- Directions for this task -
Take the entries below and reproduce them word for word.

============

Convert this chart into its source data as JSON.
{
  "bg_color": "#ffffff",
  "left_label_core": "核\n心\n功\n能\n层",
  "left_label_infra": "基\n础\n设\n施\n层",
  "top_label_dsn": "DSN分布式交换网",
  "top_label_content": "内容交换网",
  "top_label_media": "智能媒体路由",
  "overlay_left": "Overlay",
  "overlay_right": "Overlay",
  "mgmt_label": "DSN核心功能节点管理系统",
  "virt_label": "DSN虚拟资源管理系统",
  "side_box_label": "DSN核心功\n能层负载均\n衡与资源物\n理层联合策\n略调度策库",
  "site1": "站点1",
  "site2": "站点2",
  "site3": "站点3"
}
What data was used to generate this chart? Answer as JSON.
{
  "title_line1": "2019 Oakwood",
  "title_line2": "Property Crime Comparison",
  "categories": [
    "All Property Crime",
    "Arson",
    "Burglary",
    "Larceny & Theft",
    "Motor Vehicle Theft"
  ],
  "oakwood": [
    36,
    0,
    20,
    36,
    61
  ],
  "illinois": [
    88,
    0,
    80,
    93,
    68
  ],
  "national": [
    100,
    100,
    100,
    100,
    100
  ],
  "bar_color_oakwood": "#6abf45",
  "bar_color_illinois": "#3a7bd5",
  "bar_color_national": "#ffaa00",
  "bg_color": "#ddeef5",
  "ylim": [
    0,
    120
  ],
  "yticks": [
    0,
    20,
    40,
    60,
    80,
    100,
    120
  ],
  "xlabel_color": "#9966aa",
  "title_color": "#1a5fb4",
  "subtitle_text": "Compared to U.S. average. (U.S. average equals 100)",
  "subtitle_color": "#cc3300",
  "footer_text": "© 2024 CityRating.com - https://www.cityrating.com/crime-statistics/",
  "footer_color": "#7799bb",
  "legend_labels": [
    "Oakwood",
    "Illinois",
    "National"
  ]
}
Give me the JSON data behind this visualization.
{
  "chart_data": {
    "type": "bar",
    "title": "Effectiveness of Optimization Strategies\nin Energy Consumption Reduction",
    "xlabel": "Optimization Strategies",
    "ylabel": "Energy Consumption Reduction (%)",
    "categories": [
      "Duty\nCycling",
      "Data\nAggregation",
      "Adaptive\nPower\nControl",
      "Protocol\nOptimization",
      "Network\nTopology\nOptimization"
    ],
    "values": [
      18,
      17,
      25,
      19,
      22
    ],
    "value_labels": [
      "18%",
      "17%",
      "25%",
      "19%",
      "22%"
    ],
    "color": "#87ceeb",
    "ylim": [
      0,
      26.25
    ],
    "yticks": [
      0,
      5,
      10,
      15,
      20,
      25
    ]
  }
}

============

- Solution to the exercise -
Convert this chart into its source data as JSON.
{
  "bg_color": "#ffffff",
  "left_label_core": "核\n心\n功\n能\n层",
  "left_label_infra": "基\n础\n设\n施\n层",
  "top_label_dsn": "DSN分布式交换网",
  "top_label_content": "内容交换网",
  "top_label_media": "智能媒体路由",
  "overlay_left": "Overlay",
  "overlay_right": "Overlay",
  "mgmt_label": "DSN核心功能节点管理系统",
  "virt_label": "DSN虚拟资源管理系统",
  "side_box_label": "DSN核心功\n能层负载均\n衡与资源物\n理层联合策\n略调度策库",
  "site1": "站点1",
  "site2": "站点2",
  "site3": "站点3"
}
What data was used to generate this chart? Answer as JSON.
{
  "title_line1": "2019 Oakwood",
  "title_line2": "Property Crime Comparison",
  "categories": [
    "All Property Crime",
    "Arson",
    "Burglary",
    "Larceny & Theft",
    "Motor Vehicle Theft"
  ],
  "oakwood": [
    36,
    0,
    20,
    36,
    61
  ],
  "illinois": [
    88,
    0,
    80,
    93,
    68
  ],
  "national": [
    100,
    100,
    100,
    100,
    100
  ],
  "bar_color_oakwood": "#6abf45",
  "bar_color_illinois": "#3a7bd5",
  "bar_color_national": "#ffaa00",
  "bg_color": "#ddeef5",
  "ylim": [
    0,
    120
  ],
  "yticks": [
    0,
    20,
    40,
    60,
    80,
    100,
    120
  ],
  "xlabel_color": "#9966aa",
  "title_color": "#1a5fb4",
  "subtitle_text": "Compared to U.S. average. (U.S. average equals 100)",
  "subtitle_color": "#cc3300",
  "footer_text": "© 2024 CityRating.com - https://www.cityrating.com/crime-statistics/",
  "footer_color": "#7799bb",
  "legend_labels": [
    "Oakwood",
    "Illinois",
    "National"
  ]
}
Give me the JSON data behind this visualization.
{
  "chart_data": {
    "type": "bar",
    "title": "Effectiveness of Optimization Strategies\nin Energy Consumption Reduction",
    "xlabel": "Optimization Strategies",
    "ylabel": "Energy Consumption Reduction (%)",
    "categories": [
      "Duty\nCycling",
      "Data\nAggregation",
      "Adaptive\nPower\nControl",
      "Protocol\nOptimization",
      "Network\nTopology\nOptimization"
    ],
    "values": [
      18,
      17,
      25,
      19,
      22
    ],
    "value_labels": [
      "18%",
      "17%",
      "25%",
      "19%",
      "22%"
    ],
    "color": "#87ceeb",
    "ylim": [
      0,
      26.25
    ],
    "yticks": [
      0,
      5,
      10,
      15,
      20,
      25
    ]
  }
}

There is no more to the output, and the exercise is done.